CONSIGNE 1: Recopiez fidèlement le passage de l'article sur le cardinal Erdö qui commence par « HONGRIE: QUI EST » et se poursuit jusqu'à « cardinal Angelo Sodano. ».
CONSIGNE 2: Rédigez la suite de l'article sur le cardinal Erdö à partir de sa dernière phrase.

Qui est le cardinal Erdö

Une longue interview du cardinal hongrois, rapporteur général des deux Synodes, par le directeur de la revue 'Inside the Vatican', fait l'objet d'un livre publié par la LEV. Recension par Giuseppe Rusconi, et portrait d'une personnalité attachante

>>> "La fiamma della fede": www.libreriaeditricevaticana.va/content/libreriaeditricevaticana/it/novita-editoriali/la-fiamma-della-fede.html

 

HONGRIE: QUI EST LE CARDINAL ERDÖ?


Giuseppe Rusconi
www.rossoporpora.org
14 septembre 2015
Traduction par Anna

Une longue conversation entre le journaliste Bob Moynihan (directeur du mensuel 'Inside the Vatican') et le primat de Hongrie vient d'être publiée par la Libreria Editrice Vaticana. L’entretien, qui s'est déroulé en 2011, offre la possibilité de connaître plus de près un cardinal qui, à propos des migrants, a récemment et injustement été l'objet d'accusations de dureté de cœur. Le livre, à la rédaction duquel la journaliste hongroise Victoria Somogyi (Radio Vatican) a constamment coopéré, est intitulé "La flamme de la Foi", avec une préface du cardinal Angelo Sodano.

LIGNES EXTRAITES:
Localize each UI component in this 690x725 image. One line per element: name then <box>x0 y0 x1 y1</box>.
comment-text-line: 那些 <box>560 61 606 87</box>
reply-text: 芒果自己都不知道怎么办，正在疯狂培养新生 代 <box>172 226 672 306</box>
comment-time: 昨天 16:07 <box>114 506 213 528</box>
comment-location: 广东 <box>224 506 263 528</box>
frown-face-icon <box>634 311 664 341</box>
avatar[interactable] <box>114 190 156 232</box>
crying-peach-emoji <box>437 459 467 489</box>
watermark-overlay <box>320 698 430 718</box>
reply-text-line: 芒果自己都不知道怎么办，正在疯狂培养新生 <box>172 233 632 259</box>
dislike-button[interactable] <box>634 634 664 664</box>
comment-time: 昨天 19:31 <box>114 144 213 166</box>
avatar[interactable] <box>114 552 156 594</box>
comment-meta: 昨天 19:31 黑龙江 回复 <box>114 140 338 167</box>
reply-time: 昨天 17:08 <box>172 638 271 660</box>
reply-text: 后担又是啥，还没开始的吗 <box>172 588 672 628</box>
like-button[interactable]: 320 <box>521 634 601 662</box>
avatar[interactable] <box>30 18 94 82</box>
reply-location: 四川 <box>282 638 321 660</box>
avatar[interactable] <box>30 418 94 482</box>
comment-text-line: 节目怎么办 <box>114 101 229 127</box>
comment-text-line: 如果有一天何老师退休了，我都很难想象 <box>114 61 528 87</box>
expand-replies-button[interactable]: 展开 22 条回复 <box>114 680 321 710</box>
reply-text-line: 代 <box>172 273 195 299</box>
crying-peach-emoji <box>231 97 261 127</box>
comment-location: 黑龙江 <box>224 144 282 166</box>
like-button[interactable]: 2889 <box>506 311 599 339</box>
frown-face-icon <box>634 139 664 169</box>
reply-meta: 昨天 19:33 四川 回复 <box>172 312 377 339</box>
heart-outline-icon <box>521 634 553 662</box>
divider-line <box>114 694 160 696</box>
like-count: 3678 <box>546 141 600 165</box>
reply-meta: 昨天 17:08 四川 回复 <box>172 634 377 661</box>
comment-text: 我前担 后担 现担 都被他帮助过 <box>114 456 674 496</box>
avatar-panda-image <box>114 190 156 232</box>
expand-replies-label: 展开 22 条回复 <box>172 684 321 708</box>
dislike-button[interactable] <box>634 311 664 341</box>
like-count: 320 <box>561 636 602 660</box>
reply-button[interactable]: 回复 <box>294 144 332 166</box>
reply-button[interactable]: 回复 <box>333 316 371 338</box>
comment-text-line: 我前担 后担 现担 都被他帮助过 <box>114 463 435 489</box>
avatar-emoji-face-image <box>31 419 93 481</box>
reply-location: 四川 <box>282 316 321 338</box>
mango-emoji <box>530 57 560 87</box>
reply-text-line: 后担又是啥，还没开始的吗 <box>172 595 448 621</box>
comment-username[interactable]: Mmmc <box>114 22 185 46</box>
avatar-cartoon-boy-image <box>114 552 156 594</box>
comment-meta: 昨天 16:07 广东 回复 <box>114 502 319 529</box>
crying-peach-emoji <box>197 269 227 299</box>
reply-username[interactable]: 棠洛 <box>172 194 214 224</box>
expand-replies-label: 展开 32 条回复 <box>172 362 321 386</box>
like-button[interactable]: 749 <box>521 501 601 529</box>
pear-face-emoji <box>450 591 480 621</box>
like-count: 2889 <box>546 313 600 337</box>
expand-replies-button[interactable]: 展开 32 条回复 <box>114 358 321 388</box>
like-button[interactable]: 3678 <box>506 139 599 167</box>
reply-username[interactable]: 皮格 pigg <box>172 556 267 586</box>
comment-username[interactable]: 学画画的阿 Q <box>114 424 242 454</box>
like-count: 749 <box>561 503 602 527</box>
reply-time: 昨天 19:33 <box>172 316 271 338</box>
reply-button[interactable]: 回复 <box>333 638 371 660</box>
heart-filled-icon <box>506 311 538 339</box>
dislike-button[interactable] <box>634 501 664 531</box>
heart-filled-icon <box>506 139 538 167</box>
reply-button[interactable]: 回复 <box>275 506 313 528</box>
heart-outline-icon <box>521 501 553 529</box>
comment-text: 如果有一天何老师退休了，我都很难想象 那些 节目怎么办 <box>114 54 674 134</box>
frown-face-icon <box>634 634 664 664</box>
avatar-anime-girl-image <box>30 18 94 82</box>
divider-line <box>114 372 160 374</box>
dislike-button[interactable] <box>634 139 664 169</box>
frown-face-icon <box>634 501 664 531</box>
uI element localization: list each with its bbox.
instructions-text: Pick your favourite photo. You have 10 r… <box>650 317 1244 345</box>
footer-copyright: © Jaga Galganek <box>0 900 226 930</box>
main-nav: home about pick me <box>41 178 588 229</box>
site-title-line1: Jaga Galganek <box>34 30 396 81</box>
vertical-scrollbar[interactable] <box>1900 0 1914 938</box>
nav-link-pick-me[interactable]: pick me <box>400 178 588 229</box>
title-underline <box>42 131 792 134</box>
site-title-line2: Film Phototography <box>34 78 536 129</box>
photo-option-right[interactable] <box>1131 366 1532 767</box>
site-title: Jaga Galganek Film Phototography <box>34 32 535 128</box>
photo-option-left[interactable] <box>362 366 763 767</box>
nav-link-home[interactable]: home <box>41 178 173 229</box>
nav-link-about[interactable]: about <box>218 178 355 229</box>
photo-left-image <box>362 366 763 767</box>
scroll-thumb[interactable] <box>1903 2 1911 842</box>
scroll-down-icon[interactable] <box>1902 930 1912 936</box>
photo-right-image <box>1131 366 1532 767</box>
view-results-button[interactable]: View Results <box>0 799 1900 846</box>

...

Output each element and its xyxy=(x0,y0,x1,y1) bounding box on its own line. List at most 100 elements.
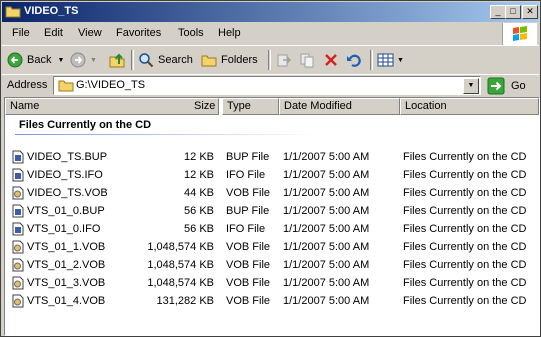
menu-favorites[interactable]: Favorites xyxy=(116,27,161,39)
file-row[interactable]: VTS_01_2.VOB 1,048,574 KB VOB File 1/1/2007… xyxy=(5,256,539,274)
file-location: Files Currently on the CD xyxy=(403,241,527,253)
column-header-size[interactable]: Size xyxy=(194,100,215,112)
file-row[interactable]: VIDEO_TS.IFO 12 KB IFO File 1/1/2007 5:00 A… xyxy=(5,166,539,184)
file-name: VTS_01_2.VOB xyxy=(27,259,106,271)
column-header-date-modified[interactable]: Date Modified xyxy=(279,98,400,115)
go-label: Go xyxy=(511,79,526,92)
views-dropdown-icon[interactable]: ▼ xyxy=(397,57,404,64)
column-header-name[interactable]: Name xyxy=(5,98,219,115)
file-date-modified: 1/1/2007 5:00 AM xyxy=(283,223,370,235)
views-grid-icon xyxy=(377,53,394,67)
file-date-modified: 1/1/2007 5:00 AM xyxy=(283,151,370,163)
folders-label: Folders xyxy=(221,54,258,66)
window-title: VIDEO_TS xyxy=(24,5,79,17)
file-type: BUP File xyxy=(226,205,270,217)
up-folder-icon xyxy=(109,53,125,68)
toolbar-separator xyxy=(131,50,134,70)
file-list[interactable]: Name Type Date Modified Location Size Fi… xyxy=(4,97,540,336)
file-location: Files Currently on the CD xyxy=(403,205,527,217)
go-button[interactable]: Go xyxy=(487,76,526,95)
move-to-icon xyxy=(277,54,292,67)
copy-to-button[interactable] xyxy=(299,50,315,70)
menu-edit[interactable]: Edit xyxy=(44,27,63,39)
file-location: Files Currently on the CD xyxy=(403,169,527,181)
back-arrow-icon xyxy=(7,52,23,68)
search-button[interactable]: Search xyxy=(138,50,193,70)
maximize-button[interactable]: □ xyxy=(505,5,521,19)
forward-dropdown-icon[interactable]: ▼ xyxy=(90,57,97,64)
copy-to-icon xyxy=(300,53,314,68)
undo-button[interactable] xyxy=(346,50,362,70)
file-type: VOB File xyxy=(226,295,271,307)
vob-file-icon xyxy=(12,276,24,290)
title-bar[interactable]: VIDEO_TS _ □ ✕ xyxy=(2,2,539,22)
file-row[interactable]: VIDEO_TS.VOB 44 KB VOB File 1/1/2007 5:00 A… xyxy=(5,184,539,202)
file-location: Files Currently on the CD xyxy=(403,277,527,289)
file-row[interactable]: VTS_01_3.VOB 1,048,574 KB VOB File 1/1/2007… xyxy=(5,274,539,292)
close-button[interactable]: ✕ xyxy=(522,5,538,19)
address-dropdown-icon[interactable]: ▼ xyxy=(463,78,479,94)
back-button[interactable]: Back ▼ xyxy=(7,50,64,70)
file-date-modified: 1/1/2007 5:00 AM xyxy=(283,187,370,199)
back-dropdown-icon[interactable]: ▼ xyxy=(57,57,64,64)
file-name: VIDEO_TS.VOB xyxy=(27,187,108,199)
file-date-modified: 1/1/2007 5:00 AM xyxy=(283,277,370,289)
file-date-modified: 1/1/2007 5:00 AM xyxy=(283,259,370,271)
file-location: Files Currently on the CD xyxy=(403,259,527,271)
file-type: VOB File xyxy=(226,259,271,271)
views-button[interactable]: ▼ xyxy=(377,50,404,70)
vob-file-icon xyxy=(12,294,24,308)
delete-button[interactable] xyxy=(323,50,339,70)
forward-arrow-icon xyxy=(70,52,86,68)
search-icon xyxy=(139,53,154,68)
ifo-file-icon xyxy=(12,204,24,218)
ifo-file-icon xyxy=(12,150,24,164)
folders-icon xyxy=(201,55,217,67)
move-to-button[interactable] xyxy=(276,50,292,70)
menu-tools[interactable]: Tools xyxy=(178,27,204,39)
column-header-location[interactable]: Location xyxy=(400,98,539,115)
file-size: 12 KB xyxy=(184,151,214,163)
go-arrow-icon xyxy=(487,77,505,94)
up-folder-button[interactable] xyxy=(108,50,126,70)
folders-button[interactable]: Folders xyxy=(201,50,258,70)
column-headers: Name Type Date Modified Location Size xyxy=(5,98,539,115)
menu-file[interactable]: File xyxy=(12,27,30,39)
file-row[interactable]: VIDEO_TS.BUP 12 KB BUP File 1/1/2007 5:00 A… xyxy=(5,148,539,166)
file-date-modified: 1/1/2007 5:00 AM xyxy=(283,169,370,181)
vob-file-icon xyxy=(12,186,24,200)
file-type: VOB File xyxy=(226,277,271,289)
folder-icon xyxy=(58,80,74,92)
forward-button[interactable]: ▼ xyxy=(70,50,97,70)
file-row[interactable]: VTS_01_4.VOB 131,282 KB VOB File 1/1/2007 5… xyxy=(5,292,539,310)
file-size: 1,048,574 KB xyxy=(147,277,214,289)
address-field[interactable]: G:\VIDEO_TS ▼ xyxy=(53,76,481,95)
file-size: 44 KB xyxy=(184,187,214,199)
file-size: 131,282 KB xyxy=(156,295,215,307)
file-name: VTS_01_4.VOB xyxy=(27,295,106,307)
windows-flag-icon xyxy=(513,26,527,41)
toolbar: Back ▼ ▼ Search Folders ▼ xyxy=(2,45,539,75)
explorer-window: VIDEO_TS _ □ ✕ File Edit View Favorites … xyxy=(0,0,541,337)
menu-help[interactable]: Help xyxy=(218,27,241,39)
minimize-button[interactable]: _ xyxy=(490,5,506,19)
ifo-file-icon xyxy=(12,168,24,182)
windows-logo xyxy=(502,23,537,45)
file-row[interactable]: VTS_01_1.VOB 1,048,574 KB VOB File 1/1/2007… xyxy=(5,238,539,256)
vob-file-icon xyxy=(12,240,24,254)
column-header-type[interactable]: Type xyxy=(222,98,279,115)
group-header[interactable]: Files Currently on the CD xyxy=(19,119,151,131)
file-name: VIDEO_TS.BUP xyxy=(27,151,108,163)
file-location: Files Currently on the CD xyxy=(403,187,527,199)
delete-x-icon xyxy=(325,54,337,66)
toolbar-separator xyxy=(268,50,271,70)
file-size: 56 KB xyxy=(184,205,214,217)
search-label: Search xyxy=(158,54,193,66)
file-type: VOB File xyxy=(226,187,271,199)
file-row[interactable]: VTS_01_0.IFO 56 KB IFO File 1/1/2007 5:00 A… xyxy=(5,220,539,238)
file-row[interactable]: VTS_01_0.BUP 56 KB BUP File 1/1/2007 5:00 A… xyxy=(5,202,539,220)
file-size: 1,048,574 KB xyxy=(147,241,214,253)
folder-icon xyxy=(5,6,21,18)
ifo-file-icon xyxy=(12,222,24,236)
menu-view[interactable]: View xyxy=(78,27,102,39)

RÉSULTAT ATTENDU 1:
HONGRIE: QUI EST LE CARDINAL ERDÖ?


Giuseppe Rusconi
www.rossoporpora.org
14 septembre 2015
Traduction par Anna

Une longue conversation entre le journaliste Bob Moynihan (directeur du mensuel 'Inside the Vatican') et le primat de Hongrie vient d'être publiée par la Libreria Editrice Vaticana. L’entretien, qui s'est déroulé en 2011, offre la possibilité de connaître plus de près un cardinal qui, à propos des migrants, a récemment et injustement été l'objet d'accusations de dureté de cœur. Le livre, à la rédaction duquel la journaliste hongroise Victoria Somogyi (Radio Vatican) a constamment coopéré, est intitulé "La flamme de la Foi", avec une préface du cardinal Angelo Sodano.

RÉSULTAT ATTENDU 2:
En Europe il y a un cardinal qui ne se laisse pas submerger par les émotions suscitées par des photos certes dramatiques jetées en pâture à l'opinion publique, et encore moins intimider par des exhortations moralistes prêchées par des prédicateurs à la page (peut-être même domiciliés là où on paye des impôts dérisoires, comme le chanteur Bono, symbole du politiquement correct). Il est hongrois et sa nationalité à elle seule lui attire aujourd'hui des suspicions immédiates et regrettables vu la façon dont son Pays est pointé du doigt par une campagne internationale hostile (peut-être aussi parce que dans la nouvelle Constitution adoptée en 2011 la vie du fœtus est protégée à partir du moment de sa conception, ou bien parce que la famille y est définie comme l'union d'un homme et d'une femme, "fondement pour la survie de la nation"?).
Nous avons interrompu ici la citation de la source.